ENTRIES SUPPLIED:

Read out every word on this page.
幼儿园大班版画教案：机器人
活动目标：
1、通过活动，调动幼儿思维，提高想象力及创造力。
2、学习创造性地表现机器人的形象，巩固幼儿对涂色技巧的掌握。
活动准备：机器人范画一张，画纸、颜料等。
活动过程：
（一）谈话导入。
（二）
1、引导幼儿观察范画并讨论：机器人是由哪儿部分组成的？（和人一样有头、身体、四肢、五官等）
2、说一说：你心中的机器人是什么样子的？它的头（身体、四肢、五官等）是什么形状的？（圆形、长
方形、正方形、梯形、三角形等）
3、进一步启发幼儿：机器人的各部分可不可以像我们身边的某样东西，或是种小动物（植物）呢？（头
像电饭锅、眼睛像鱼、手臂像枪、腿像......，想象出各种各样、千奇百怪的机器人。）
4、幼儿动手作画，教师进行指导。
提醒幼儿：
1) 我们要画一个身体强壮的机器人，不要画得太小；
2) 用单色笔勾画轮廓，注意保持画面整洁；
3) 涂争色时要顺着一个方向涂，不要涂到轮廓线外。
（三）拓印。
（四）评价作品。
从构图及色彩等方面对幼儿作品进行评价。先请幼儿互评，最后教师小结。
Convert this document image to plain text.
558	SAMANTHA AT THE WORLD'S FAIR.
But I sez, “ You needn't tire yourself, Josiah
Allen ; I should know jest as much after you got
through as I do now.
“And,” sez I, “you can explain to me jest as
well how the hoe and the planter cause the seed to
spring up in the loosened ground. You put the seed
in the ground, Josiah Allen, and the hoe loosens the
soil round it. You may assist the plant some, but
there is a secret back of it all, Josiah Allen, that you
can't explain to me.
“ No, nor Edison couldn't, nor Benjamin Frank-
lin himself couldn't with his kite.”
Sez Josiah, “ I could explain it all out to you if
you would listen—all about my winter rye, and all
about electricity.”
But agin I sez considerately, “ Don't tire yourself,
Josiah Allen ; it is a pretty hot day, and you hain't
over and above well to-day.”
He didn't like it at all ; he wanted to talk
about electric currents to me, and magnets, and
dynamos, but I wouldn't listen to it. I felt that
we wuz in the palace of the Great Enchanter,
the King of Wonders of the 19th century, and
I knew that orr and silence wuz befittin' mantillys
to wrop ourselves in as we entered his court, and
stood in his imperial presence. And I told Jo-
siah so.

WHAT THE TASK ASKS:
Every line above that contains the word "Josiah" should be reported.

THE OUTPUT:
But I sez, “ You needn't tire yourself, Josiah
in the ground, Josiah Allen, and the hoe loosens the
there is a secret back of it all, Josiah Allen, that you
Sez Josiah, “ I could explain it all out to you if
Josiah Allen ; it is a pretty hot day, and you hain't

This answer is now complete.